Scan the material and copy every line in which "structure" appears.

------------------------------------------------

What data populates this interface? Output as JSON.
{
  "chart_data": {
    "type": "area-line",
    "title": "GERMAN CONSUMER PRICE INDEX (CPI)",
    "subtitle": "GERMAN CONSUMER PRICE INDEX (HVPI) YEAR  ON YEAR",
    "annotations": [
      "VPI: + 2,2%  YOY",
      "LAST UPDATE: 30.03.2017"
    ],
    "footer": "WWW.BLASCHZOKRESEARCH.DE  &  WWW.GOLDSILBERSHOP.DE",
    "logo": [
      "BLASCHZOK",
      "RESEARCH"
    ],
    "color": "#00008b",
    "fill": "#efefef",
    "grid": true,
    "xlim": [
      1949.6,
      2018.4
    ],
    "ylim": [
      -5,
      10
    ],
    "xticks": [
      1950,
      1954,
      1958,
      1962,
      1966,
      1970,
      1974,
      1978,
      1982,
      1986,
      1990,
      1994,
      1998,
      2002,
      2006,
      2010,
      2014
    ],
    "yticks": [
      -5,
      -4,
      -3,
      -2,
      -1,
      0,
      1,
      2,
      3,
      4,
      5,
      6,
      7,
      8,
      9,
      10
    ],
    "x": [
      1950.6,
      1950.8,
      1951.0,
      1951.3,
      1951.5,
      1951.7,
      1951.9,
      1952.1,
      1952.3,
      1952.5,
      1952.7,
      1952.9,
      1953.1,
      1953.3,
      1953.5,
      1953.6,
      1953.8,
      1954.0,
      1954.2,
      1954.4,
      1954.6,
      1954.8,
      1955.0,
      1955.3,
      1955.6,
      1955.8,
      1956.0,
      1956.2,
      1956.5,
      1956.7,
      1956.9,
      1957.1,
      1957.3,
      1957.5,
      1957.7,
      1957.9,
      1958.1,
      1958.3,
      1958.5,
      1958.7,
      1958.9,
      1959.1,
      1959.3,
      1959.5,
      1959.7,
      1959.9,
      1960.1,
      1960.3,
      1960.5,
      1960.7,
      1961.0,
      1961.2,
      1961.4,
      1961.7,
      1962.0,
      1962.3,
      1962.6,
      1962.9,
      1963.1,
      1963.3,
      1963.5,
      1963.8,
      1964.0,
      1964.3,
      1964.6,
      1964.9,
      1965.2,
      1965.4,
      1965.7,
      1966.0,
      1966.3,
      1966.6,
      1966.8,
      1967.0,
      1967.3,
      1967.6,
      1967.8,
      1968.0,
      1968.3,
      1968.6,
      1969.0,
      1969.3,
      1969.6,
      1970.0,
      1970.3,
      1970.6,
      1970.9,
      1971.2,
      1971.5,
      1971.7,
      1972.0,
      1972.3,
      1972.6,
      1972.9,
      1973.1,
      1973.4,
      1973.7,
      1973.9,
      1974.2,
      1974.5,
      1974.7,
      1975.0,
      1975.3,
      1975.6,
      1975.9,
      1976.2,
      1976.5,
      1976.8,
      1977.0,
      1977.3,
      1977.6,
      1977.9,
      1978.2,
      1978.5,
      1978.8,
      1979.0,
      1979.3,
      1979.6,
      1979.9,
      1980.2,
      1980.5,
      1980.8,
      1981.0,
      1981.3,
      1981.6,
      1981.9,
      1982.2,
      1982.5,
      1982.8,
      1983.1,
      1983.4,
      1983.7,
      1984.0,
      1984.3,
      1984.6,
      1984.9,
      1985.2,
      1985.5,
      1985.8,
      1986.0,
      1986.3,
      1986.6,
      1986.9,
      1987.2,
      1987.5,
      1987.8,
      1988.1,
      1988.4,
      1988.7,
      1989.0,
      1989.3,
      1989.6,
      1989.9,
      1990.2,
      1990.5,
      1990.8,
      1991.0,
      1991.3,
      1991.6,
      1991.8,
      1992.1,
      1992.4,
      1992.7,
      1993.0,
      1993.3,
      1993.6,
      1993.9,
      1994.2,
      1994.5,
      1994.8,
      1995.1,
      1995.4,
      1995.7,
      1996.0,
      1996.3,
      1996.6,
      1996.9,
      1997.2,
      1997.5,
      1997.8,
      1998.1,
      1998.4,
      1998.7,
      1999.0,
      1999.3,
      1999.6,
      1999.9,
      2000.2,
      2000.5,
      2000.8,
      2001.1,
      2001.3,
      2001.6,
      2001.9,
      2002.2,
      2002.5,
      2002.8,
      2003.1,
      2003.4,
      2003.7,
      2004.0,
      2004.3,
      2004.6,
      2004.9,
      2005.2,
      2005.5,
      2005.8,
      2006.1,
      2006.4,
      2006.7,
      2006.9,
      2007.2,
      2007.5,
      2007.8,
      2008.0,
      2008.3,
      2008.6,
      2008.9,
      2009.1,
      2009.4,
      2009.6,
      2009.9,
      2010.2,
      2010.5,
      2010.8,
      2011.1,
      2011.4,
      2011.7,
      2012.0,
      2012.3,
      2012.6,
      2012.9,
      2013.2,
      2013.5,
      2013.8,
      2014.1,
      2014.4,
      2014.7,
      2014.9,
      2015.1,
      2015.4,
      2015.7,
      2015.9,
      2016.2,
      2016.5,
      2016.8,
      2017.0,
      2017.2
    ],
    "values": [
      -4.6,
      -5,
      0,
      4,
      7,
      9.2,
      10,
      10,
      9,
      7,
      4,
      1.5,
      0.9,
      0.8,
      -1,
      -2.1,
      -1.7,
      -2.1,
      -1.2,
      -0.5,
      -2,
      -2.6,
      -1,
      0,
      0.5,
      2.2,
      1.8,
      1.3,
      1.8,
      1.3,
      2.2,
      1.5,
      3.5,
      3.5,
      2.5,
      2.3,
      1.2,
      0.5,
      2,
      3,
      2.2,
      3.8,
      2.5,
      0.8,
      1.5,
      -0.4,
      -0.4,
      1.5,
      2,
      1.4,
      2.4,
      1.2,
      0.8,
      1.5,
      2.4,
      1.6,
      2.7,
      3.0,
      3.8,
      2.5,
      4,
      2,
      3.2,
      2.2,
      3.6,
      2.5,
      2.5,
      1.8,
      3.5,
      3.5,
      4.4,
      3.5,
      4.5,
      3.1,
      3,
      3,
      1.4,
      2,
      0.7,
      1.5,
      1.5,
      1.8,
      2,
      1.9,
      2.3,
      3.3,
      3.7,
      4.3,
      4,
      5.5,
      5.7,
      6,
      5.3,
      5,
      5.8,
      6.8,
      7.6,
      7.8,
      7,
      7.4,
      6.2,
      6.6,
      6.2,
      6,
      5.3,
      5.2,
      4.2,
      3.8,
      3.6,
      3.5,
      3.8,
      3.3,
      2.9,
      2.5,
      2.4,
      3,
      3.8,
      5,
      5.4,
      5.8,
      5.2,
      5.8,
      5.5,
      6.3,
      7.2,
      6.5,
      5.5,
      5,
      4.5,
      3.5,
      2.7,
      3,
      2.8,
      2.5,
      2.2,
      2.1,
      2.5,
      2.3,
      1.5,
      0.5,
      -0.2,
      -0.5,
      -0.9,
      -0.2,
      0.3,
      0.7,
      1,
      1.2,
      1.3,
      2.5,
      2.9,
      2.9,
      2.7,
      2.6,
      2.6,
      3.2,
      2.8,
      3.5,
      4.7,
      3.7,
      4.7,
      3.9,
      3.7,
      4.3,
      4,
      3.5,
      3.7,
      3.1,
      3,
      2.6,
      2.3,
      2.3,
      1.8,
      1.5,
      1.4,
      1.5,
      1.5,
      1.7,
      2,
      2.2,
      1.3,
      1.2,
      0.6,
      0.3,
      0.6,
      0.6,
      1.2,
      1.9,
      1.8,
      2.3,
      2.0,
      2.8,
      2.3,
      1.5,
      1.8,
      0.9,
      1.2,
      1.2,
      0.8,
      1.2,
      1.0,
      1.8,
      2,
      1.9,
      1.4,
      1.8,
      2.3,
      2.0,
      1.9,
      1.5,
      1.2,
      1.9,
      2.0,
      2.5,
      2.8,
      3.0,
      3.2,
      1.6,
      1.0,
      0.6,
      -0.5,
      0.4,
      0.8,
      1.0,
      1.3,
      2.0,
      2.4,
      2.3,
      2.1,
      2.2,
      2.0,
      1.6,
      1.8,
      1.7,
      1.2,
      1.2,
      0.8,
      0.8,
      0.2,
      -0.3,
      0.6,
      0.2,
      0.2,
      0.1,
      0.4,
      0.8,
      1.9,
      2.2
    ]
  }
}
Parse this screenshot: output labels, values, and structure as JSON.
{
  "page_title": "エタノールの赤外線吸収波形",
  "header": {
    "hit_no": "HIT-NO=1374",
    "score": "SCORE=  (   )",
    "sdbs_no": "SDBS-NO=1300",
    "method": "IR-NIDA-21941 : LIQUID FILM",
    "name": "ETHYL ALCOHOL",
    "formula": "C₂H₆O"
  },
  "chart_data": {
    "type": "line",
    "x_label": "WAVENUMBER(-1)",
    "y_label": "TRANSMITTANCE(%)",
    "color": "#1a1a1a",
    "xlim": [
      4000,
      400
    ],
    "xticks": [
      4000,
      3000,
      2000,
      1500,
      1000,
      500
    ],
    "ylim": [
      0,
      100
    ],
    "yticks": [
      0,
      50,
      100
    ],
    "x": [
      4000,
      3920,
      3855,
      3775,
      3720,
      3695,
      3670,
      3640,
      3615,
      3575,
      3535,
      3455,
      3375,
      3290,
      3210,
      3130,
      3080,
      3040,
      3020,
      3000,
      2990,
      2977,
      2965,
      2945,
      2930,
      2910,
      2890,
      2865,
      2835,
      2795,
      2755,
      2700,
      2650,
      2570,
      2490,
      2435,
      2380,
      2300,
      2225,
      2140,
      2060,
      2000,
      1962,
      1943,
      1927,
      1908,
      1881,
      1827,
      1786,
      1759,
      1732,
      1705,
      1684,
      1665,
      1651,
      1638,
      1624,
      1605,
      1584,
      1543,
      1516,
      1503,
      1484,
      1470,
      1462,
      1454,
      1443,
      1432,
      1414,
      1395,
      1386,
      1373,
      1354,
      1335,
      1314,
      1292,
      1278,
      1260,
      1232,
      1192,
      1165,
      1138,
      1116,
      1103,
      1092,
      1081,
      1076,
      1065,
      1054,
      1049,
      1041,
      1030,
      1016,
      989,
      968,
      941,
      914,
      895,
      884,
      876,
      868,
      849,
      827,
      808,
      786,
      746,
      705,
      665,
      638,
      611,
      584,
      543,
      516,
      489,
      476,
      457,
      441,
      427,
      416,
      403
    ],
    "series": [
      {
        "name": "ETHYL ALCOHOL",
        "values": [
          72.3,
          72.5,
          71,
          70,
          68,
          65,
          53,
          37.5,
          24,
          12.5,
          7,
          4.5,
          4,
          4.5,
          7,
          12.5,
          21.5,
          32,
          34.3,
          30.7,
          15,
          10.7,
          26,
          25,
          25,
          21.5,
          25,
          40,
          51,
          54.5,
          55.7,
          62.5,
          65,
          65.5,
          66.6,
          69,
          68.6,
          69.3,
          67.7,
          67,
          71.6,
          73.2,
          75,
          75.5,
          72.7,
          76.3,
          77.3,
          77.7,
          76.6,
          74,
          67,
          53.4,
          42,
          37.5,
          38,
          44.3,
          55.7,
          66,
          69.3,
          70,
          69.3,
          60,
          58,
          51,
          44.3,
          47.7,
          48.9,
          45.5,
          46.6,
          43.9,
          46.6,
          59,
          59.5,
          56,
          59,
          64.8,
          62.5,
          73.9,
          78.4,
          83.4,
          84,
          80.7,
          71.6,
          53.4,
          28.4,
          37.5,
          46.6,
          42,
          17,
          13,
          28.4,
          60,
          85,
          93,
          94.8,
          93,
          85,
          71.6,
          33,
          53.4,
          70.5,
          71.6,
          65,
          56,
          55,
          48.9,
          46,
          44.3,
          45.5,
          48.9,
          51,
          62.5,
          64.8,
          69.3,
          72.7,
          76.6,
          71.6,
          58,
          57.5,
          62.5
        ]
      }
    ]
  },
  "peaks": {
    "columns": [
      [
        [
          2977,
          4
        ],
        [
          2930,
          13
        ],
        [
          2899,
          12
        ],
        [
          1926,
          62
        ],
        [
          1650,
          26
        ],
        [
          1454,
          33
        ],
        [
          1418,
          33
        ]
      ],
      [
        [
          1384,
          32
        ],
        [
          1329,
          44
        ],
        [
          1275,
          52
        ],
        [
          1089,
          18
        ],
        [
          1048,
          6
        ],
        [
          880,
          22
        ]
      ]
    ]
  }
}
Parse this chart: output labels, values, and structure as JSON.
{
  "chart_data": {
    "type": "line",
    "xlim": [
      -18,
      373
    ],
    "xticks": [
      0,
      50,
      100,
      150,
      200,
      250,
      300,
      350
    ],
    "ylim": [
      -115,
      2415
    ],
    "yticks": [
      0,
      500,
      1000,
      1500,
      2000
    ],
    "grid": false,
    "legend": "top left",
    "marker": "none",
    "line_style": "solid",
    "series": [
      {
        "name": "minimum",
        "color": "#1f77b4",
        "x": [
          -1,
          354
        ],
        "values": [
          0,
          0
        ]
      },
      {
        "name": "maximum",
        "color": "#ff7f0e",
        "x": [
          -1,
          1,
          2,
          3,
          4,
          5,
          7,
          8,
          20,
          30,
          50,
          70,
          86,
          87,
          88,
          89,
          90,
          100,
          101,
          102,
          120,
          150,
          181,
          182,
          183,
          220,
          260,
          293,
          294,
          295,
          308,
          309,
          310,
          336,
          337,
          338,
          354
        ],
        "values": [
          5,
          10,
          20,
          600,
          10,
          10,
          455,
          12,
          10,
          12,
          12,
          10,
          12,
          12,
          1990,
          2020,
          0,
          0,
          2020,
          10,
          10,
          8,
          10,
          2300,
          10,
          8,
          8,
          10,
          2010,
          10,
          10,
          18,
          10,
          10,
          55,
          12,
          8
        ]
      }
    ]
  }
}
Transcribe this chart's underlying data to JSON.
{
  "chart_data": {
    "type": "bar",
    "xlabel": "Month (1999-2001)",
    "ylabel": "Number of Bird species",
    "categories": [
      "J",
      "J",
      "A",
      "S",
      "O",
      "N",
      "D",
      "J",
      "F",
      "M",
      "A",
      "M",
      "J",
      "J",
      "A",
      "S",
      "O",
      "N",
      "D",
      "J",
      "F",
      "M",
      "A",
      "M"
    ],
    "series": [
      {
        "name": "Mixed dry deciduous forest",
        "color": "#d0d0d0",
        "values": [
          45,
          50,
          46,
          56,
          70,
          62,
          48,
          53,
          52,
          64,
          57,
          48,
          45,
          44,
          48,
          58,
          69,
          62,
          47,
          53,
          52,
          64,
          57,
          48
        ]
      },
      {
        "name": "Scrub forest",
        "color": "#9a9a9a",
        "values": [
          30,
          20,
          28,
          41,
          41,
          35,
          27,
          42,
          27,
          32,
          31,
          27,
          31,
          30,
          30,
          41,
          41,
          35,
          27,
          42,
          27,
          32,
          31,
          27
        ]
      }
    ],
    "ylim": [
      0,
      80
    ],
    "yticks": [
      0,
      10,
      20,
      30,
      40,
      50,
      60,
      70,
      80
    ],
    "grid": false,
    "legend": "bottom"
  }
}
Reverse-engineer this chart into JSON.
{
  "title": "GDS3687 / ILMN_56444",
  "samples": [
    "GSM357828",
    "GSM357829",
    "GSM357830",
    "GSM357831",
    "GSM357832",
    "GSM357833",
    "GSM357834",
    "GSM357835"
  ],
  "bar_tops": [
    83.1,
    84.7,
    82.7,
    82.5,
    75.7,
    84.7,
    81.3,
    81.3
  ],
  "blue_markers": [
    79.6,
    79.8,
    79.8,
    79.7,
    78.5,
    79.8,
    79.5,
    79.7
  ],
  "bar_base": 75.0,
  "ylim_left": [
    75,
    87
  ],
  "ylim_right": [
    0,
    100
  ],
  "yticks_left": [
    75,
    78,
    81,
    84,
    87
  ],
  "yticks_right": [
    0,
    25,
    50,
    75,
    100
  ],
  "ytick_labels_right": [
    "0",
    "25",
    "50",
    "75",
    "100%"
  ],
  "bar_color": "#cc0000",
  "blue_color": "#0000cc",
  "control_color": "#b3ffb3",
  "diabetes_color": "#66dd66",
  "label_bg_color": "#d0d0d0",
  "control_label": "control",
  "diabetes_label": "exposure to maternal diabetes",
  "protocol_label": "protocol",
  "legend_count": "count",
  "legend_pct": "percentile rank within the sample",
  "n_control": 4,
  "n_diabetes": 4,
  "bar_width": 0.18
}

------------------------------------------------

**Task solution**
Parse this screenshot: output labels, values, and structure as JSON.
Parse this chart: output labels, values, and structure as JSON.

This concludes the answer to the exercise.